[Dataset excerpt]
%%

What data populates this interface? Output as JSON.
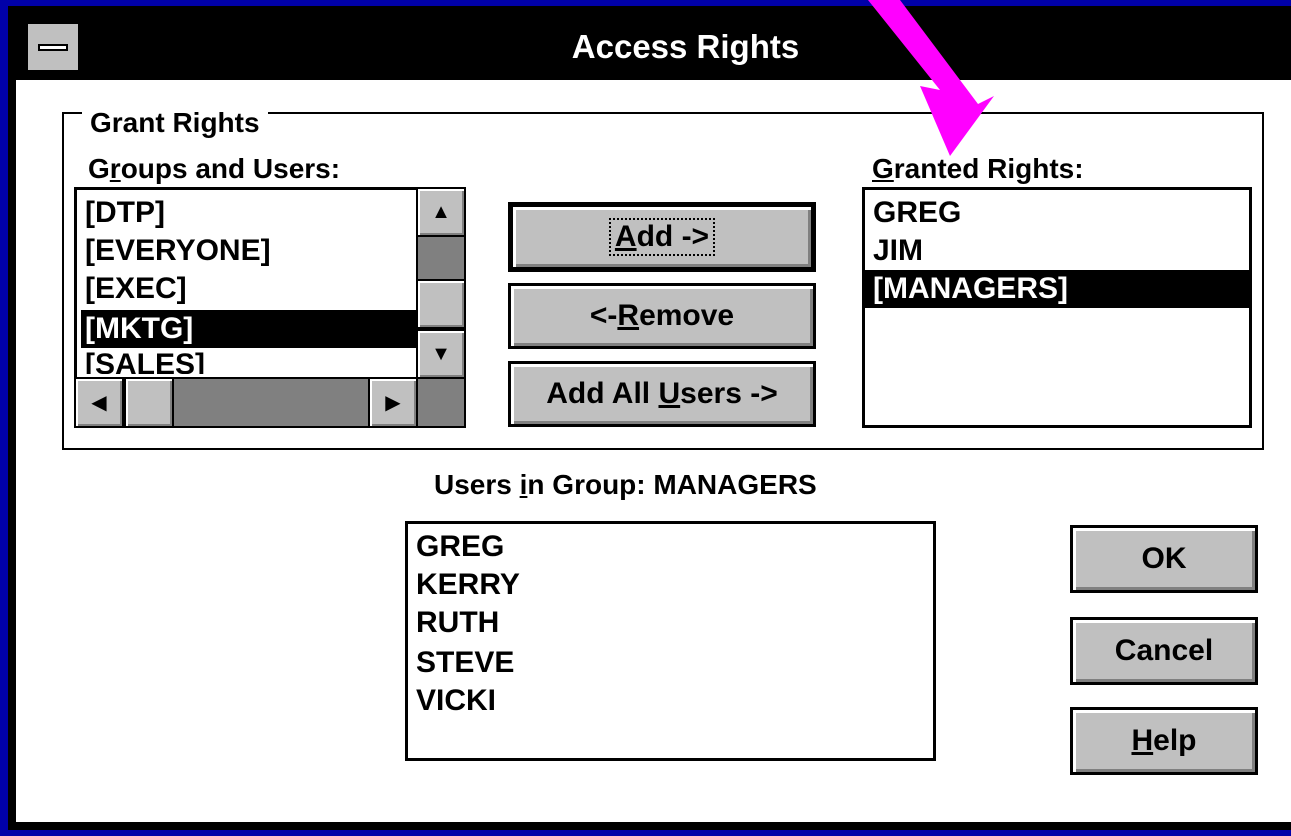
{
  "window": {
    "title": "Access Rights"
  },
  "grant_rights": {
    "group_label": "Grant Rights",
    "groups_and_users_label_prefix": "G",
    "groups_and_users_label_accel": "r",
    "groups_and_users_label_rest": "oups and Users:",
    "groups_and_users": [
      "[DTP]",
      "[EVERYONE]",
      "[EXEC]",
      "[MKTG]",
      "[SALES]"
    ],
    "selected_index": 3,
    "granted_rights_label_accel": "G",
    "granted_rights_label_rest": "ranted Rights:",
    "granted_rights": [
      "GREG",
      "JIM",
      "[MANAGERS]"
    ],
    "granted_selected_index": 2
  },
  "buttons": {
    "add_accel": "A",
    "add_rest": "dd ->",
    "remove_prefix": "<- ",
    "remove_accel": "R",
    "remove_rest": "emove",
    "add_all_prefix": "Add All ",
    "add_all_accel": "U",
    "add_all_rest": "sers ->",
    "ok": "OK",
    "cancel": "Cancel",
    "help_accel": "H",
    "help_rest": "elp"
  },
  "users_in_group": {
    "label_prefix": "Users ",
    "label_accel": "i",
    "label_rest": "n Group: MANAGERS",
    "members": [
      "GREG",
      "KERRY",
      "RUTH",
      "STEVE",
      "VICKI"
    ]
  },
  "annotation": {
    "arrow_color": "#ff00ff"
  }
}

%%

Leave images out of the retyped records; keep all else exact.

What data populates this interface? Output as JSON.
{
  "window": {
    "title": "Access Rights"
  },
  "grant_rights": {
    "group_label": "Grant Rights",
    "groups_and_users_label_prefix": "G",
    "groups_and_users_label_accel": "r",
    "groups_and_users_label_rest": "oups and Users:",
    "groups_and_users": [
      "[DTP]",
      "[EVERYONE]",
      "[EXEC]",
      "[MKTG]",
      "[SALES]"
    ],
    "selected_index": 3,
    "granted_rights_label_accel": "G",
    "granted_rights_label_rest": "ranted Rights:",
    "granted_rights": [
      "GREG",
      "JIM",
      "[MANAGERS]"
    ],
    "granted_selected_index": 2
  },
  "buttons": {
    "add_accel": "A",
    "add_rest": "dd ->",
    "remove_prefix": "<- ",
    "remove_accel": "R",
    "remove_rest": "emove",
    "add_all_prefix": "Add All ",
    "add_all_accel": "U",
    "add_all_rest": "sers ->",
    "ok": "OK",
    "cancel": "Cancel",
    "help_accel": "H",
    "help_rest": "elp"
  },
  "users_in_group": {
    "label_prefix": "Users ",
    "label_accel": "i",
    "label_rest": "n Group: MANAGERS",
    "members": [
      "GREG",
      "KERRY",
      "RUTH",
      "STEVE",
      "VICKI"
    ]
  },
  "annotation": {
    "arrow_color": "#ff00ff"
  }
}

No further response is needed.